● **DATASET**:

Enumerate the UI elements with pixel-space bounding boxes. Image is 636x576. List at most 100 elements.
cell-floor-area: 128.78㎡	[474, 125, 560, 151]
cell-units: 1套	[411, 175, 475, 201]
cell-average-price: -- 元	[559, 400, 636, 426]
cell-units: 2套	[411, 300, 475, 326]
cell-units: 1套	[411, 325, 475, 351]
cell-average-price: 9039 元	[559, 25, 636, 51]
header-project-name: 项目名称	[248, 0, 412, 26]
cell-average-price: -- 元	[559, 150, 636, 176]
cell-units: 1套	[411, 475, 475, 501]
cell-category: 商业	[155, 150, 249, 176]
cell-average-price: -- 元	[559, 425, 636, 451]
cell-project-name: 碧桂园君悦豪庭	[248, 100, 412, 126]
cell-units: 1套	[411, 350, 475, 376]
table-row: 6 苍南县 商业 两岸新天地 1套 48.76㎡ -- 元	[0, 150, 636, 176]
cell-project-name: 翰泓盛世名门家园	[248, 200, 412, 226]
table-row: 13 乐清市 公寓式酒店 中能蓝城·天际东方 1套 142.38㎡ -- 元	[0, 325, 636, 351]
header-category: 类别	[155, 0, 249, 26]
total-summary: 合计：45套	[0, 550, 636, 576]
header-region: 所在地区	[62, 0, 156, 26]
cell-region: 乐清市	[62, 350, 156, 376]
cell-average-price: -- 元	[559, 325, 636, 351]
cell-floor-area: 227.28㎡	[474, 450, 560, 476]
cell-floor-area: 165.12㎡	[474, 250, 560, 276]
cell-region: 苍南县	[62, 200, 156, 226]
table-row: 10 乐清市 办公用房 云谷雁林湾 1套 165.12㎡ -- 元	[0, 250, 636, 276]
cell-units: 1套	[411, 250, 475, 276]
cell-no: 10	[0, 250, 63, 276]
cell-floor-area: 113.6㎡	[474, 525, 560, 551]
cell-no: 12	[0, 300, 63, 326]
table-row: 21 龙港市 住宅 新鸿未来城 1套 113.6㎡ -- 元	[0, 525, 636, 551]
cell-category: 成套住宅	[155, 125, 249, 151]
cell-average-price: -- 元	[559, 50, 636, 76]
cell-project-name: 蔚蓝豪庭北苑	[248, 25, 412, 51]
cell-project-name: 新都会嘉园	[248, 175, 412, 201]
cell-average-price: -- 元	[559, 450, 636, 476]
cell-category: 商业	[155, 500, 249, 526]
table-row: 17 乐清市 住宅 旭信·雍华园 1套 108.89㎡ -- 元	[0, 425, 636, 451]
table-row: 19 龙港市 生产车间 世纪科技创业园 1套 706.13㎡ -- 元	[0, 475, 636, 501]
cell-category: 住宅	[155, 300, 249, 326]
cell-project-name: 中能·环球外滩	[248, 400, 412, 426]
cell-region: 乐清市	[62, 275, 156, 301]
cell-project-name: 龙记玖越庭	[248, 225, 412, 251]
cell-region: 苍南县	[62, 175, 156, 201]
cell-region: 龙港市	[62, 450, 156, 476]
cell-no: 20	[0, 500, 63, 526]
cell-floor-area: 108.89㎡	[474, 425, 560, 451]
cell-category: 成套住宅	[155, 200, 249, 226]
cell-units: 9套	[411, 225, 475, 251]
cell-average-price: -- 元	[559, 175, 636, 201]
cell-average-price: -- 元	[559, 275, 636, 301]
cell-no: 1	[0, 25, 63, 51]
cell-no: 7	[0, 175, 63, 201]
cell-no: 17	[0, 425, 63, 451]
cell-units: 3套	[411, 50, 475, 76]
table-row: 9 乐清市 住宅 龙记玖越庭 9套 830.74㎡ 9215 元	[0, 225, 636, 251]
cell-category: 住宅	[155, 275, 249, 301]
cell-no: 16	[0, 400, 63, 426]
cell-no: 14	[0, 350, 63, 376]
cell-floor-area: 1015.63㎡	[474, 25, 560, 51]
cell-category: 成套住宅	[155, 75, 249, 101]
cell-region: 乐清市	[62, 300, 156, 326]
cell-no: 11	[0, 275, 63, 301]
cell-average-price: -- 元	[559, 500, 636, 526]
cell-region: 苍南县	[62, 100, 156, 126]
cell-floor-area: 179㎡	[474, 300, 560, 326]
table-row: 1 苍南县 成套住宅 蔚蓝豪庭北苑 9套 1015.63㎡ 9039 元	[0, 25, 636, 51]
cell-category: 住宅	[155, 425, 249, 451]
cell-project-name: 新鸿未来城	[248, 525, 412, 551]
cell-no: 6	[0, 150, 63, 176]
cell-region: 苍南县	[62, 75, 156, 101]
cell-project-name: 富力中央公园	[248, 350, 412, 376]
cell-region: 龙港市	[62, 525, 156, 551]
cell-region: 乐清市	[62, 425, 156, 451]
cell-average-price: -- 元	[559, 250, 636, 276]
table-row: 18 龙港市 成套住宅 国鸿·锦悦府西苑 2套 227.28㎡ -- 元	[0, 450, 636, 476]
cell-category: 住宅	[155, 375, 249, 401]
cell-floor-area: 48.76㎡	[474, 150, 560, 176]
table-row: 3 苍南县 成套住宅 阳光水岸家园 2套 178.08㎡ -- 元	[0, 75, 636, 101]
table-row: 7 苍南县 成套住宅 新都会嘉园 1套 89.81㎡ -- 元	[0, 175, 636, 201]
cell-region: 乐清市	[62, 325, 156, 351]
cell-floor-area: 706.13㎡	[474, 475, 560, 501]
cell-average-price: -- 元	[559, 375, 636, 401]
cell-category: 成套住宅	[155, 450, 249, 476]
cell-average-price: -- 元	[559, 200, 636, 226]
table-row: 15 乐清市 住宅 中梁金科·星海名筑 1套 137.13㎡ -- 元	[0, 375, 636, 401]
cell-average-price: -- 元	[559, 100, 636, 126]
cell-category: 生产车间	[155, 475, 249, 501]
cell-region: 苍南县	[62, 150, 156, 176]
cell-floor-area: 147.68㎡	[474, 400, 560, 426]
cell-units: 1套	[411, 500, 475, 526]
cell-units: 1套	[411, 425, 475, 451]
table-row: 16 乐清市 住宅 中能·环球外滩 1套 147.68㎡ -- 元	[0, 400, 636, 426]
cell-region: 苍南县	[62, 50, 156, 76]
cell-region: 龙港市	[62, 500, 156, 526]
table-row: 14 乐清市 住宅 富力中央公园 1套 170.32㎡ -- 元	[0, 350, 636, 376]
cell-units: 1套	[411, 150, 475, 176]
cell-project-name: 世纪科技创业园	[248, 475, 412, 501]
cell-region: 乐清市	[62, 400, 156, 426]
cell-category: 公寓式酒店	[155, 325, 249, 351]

● **TASK OBJECTIVE**: Reproduce every line of the records above, character for character, with nothing left out or changed.

● **SOLUTION BELOW**:
Enumerate the UI elements with pixel-space bounding boxes. Image is 636x576. List at most 100 elements.
cell-floor-area: 128.78㎡	[474, 125, 560, 151]
cell-units: 1套	[411, 175, 475, 201]
cell-average-price: -- 元	[559, 400, 636, 426]
cell-units: 2套	[411, 300, 475, 326]
cell-units: 1套	[411, 325, 475, 351]
cell-average-price: 9039 元	[559, 25, 636, 51]
header-project-name: 项目名称	[248, 0, 412, 26]
cell-average-price: -- 元	[559, 150, 636, 176]
cell-units: 1套	[411, 475, 475, 501]
cell-category: 商业	[155, 150, 249, 176]
cell-average-price: -- 元	[559, 425, 636, 451]
cell-project-name: 碧桂园君悦豪庭	[248, 100, 412, 126]
cell-units: 1套	[411, 350, 475, 376]
table-row: 6 苍南县 商业 两岸新天地 1套 48.76㎡ -- 元	[0, 150, 636, 176]
cell-project-name: 翰泓盛世名门家园	[248, 200, 412, 226]
table-row: 13 乐清市 公寓式酒店 中能蓝城·天际东方 1套 142.38㎡ -- 元	[0, 325, 636, 351]
header-category: 类别	[155, 0, 249, 26]
total-summary: 合计：45套	[0, 550, 636, 576]
header-region: 所在地区	[62, 0, 156, 26]
cell-region: 乐清市	[62, 350, 156, 376]
cell-average-price: -- 元	[559, 325, 636, 351]
cell-floor-area: 227.28㎡	[474, 450, 560, 476]
cell-floor-area: 165.12㎡	[474, 250, 560, 276]
cell-region: 苍南县	[62, 200, 156, 226]
table-row: 10 乐清市 办公用房 云谷雁林湾 1套 165.12㎡ -- 元	[0, 250, 636, 276]
cell-units: 1套	[411, 250, 475, 276]
cell-no: 10	[0, 250, 63, 276]
cell-floor-area: 113.6㎡	[474, 525, 560, 551]
cell-no: 12	[0, 300, 63, 326]
table-row: 21 龙港市 住宅 新鸿未来城 1套 113.6㎡ -- 元	[0, 525, 636, 551]
cell-category: 成套住宅	[155, 125, 249, 151]
cell-average-price: -- 元	[559, 50, 636, 76]
cell-project-name: 蔚蓝豪庭北苑	[248, 25, 412, 51]
cell-project-name: 新都会嘉园	[248, 175, 412, 201]
cell-average-price: -- 元	[559, 450, 636, 476]
cell-category: 商业	[155, 500, 249, 526]
table-row: 17 乐清市 住宅 旭信·雍华园 1套 108.89㎡ -- 元	[0, 425, 636, 451]
table-row: 19 龙港市 生产车间 世纪科技创业园 1套 706.13㎡ -- 元	[0, 475, 636, 501]
cell-category: 住宅	[155, 300, 249, 326]
cell-project-name: 中能·环球外滩	[248, 400, 412, 426]
cell-region: 乐清市	[62, 275, 156, 301]
cell-project-name: 龙记玖越庭	[248, 225, 412, 251]
cell-region: 苍南县	[62, 175, 156, 201]
cell-region: 龙港市	[62, 450, 156, 476]
cell-no: 20	[0, 500, 63, 526]
cell-floor-area: 108.89㎡	[474, 425, 560, 451]
cell-category: 成套住宅	[155, 200, 249, 226]
cell-units: 9套	[411, 225, 475, 251]
cell-average-price: -- 元	[559, 175, 636, 201]
cell-average-price: -- 元	[559, 275, 636, 301]
cell-no: 1	[0, 25, 63, 51]
cell-no: 7	[0, 175, 63, 201]
cell-no: 17	[0, 425, 63, 451]
cell-units: 3套	[411, 50, 475, 76]
table-row: 9 乐清市 住宅 龙记玖越庭 9套 830.74㎡ 9215 元	[0, 225, 636, 251]
cell-category: 住宅	[155, 275, 249, 301]
cell-no: 16	[0, 400, 63, 426]
cell-no: 14	[0, 350, 63, 376]
cell-floor-area: 1015.63㎡	[474, 25, 560, 51]
cell-category: 成套住宅	[155, 75, 249, 101]
cell-region: 乐清市	[62, 300, 156, 326]
cell-no: 11	[0, 275, 63, 301]
cell-average-price: -- 元	[559, 500, 636, 526]
cell-region: 苍南县	[62, 100, 156, 126]
cell-floor-area: 179㎡	[474, 300, 560, 326]
table-row: 1 苍南县 成套住宅 蔚蓝豪庭北苑 9套 1015.63㎡ 9039 元	[0, 25, 636, 51]
cell-category: 住宅	[155, 425, 249, 451]
cell-project-name: 新鸿未来城	[248, 525, 412, 551]
cell-no: 6	[0, 150, 63, 176]
cell-region: 苍南县	[62, 75, 156, 101]
cell-project-name: 富力中央公园	[248, 350, 412, 376]
cell-region: 龙港市	[62, 525, 156, 551]
cell-region: 乐清市	[62, 425, 156, 451]
cell-average-price: -- 元	[559, 250, 636, 276]
table-row: 18 龙港市 成套住宅 国鸿·锦悦府西苑 2套 227.28㎡ -- 元	[0, 450, 636, 476]
cell-category: 住宅	[155, 375, 249, 401]
cell-floor-area: 48.76㎡	[474, 150, 560, 176]
table-row: 3 苍南县 成套住宅 阳光水岸家园 2套 178.08㎡ -- 元	[0, 75, 636, 101]
table-row: 7 苍南县 成套住宅 新都会嘉园 1套 89.81㎡ -- 元	[0, 175, 636, 201]
cell-region: 乐清市	[62, 325, 156, 351]
cell-floor-area: 706.13㎡	[474, 475, 560, 501]
cell-average-price: -- 元	[559, 375, 636, 401]
cell-category: 成套住宅	[155, 450, 249, 476]
cell-average-price: -- 元	[559, 200, 636, 226]
table-row: 15 乐清市 住宅 中梁金科·星海名筑 1套 137.13㎡ -- 元	[0, 375, 636, 401]
cell-average-price: -- 元	[559, 100, 636, 126]
cell-category: 生产车间	[155, 475, 249, 501]
cell-region: 苍南县	[62, 150, 156, 176]
cell-floor-area: 147.68㎡	[474, 400, 560, 426]
cell-units: 1套	[411, 500, 475, 526]
cell-units: 1套	[411, 425, 475, 451]
table-row: 16 乐清市 住宅 中能·环球外滩 1套 147.68㎡ -- 元	[0, 400, 636, 426]
cell-region: 苍南县	[62, 50, 156, 76]
cell-region: 龙港市	[62, 500, 156, 526]
table-row: 14 乐清市 住宅 富力中央公园 1套 170.32㎡ -- 元	[0, 350, 636, 376]
cell-units: 1套	[411, 150, 475, 176]
cell-project-name: 世纪科技创业园	[248, 475, 412, 501]
cell-region: 乐清市	[62, 400, 156, 426]
cell-category: 公寓式酒店	[155, 325, 249, 351]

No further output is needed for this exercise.